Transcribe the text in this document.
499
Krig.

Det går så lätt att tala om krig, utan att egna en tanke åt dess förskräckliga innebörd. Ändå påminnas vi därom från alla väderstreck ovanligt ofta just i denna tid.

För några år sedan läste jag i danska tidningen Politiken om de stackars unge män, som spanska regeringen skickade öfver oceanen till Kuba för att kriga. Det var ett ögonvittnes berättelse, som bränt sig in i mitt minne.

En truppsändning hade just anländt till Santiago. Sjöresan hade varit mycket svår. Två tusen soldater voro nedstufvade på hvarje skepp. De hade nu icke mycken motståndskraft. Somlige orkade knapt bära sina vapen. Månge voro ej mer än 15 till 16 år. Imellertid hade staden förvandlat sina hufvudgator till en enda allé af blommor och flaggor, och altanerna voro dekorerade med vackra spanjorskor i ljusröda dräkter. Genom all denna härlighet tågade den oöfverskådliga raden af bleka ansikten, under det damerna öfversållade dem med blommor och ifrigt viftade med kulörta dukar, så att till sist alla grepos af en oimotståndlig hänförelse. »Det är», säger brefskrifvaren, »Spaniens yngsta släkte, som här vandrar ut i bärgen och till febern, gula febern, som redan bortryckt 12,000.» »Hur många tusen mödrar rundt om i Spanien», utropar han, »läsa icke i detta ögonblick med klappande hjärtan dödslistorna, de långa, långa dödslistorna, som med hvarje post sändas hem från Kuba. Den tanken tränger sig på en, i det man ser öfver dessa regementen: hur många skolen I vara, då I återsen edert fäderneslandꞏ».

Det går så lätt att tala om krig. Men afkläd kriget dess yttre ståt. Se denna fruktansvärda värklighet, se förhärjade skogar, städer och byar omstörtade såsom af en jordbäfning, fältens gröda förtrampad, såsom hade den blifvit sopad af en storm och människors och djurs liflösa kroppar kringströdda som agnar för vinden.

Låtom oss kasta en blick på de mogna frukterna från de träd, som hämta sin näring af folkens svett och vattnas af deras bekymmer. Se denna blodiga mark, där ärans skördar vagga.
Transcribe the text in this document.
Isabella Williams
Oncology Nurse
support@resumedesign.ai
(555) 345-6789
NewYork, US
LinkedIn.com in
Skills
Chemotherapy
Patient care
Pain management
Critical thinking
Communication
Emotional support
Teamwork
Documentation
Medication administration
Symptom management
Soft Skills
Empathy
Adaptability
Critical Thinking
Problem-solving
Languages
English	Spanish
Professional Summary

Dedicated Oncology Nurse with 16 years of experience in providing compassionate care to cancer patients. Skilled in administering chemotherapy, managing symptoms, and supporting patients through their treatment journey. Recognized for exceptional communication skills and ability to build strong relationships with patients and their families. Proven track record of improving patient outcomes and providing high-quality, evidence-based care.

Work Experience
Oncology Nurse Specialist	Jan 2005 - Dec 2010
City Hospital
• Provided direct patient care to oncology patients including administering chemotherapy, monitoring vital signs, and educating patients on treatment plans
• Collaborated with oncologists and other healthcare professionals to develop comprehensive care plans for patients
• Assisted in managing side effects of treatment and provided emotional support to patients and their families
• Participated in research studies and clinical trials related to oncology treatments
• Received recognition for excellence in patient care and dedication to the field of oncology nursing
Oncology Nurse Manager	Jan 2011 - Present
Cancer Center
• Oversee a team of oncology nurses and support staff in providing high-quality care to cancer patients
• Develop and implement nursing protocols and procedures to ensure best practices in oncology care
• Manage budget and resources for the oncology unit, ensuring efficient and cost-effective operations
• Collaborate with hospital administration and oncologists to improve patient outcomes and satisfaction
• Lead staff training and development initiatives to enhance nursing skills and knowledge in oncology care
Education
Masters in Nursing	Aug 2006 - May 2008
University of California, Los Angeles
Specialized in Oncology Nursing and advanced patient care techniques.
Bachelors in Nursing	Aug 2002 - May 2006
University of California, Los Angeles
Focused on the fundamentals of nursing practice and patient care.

# [TASK OBJECTIVE]
Each of the lines above must appear again, unchanged.

# [SOLUTION TO THE EXERCISE]
Transcribe the text in this document.
499
Krig.

Det går så lätt att tala om krig, utan att egna en tanke åt dess förskräckliga innebörd. Ändå påminnas vi därom från alla väderstreck ovanligt ofta just i denna tid.

För några år sedan läste jag i danska tidningen Politiken om de stackars unge män, som spanska regeringen skickade öfver oceanen till Kuba för att kriga. Det var ett ögonvittnes berättelse, som bränt sig in i mitt minne.

En truppsändning hade just anländt till Santiago. Sjöresan hade varit mycket svår. Två tusen soldater voro nedstufvade på hvarje skepp. De hade nu icke mycken motståndskraft. Somlige orkade knapt bära sina vapen. Månge voro ej mer än 15 till 16 år. Imellertid hade staden förvandlat sina hufvudgator till en enda allé af blommor och flaggor, och altanerna voro dekorerade med vackra spanjorskor i ljusröda dräkter. Genom all denna härlighet tågade den oöfverskådliga raden af bleka ansikten, under det damerna öfversållade dem med blommor och ifrigt viftade med kulörta dukar, så att till sist alla grepos af en oimotståndlig hänförelse. »Det är», säger brefskrifvaren, »Spaniens yngsta släkte, som här vandrar ut i bärgen och till febern, gula febern, som redan bortryckt 12,000.» »Hur många tusen mödrar rundt om i Spanien», utropar han, »läsa icke i detta ögonblick med klappande hjärtan dödslistorna, de långa, långa dödslistorna, som med hvarje post sändas hem från Kuba. Den tanken tränger sig på en, i det man ser öfver dessa regementen: hur många skolen I vara, då I återsen edert fäderneslandꞏ».

Det går så lätt att tala om krig. Men afkläd kriget dess yttre ståt. Se denna fruktansvärda värklighet, se förhärjade skogar, städer och byar omstörtade såsom af en jordbäfning, fältens gröda förtrampad, såsom hade den blifvit sopad af en storm och människors och djurs liflösa kroppar kringströdda som agnar för vinden.

Låtom oss kasta en blick på de mogna frukterna från de träd, som hämta sin näring af folkens svett och vattnas af deras bekymmer. Se denna blodiga mark, där ärans skördar vagga.
Transcribe the text in this document.
Isabella Williams
Oncology Nurse
support@resumedesign.ai
(555) 345-6789
NewYork, US
LinkedIn.com in
Skills
Chemotherapy
Patient care
Pain management
Critical thinking
Communication
Emotional support
Teamwork
Documentation
Medication administration
Symptom management
Soft Skills
Empathy
Adaptability
Critical Thinking
Problem-solving
Languages
English	Spanish
Professional Summary

Dedicated Oncology Nurse with 16 years of experience in providing compassionate care to cancer patients. Skilled in administering chemotherapy, managing symptoms, and supporting patients through their treatment journey. Recognized for exceptional communication skills and ability to build strong relationships with patients and their families. Proven track record of improving patient outcomes and providing high-quality, evidence-based care.

Work Experience
Oncology Nurse Specialist	Jan 2005 - Dec 2010
City Hospital
• Provided direct patient care to oncology patients including administering chemotherapy, monitoring vital signs, and educating patients on treatment plans
• Collaborated with oncologists and other healthcare professionals to develop comprehensive care plans for patients
• Assisted in managing side effects of treatment and provided emotional support to patients and their families
• Participated in research studies and clinical trials related to oncology treatments
• Received recognition for excellence in patient care and dedication to the field of oncology nursing
Oncology Nurse Manager	Jan 2011 - Present
Cancer Center
• Oversee a team of oncology nurses and support staff in providing high-quality care to cancer patients
• Develop and implement nursing protocols and procedures to ensure best practices in oncology care
• Manage budget and resources for the oncology unit, ensuring efficient and cost-effective operations
• Collaborate with hospital administration and oncologists to improve patient outcomes and satisfaction
• Lead staff training and development initiatives to enhance nursing skills and knowledge in oncology care
Education
Masters in Nursing	Aug 2006 - May 2008
University of California, Los Angeles
Specialized in Oncology Nursing and advanced patient care techniques.
Bachelors in Nursing	Aug 2002 - May 2006
University of California, Los Angeles
Focused on the fundamentals of nursing practice and patient care.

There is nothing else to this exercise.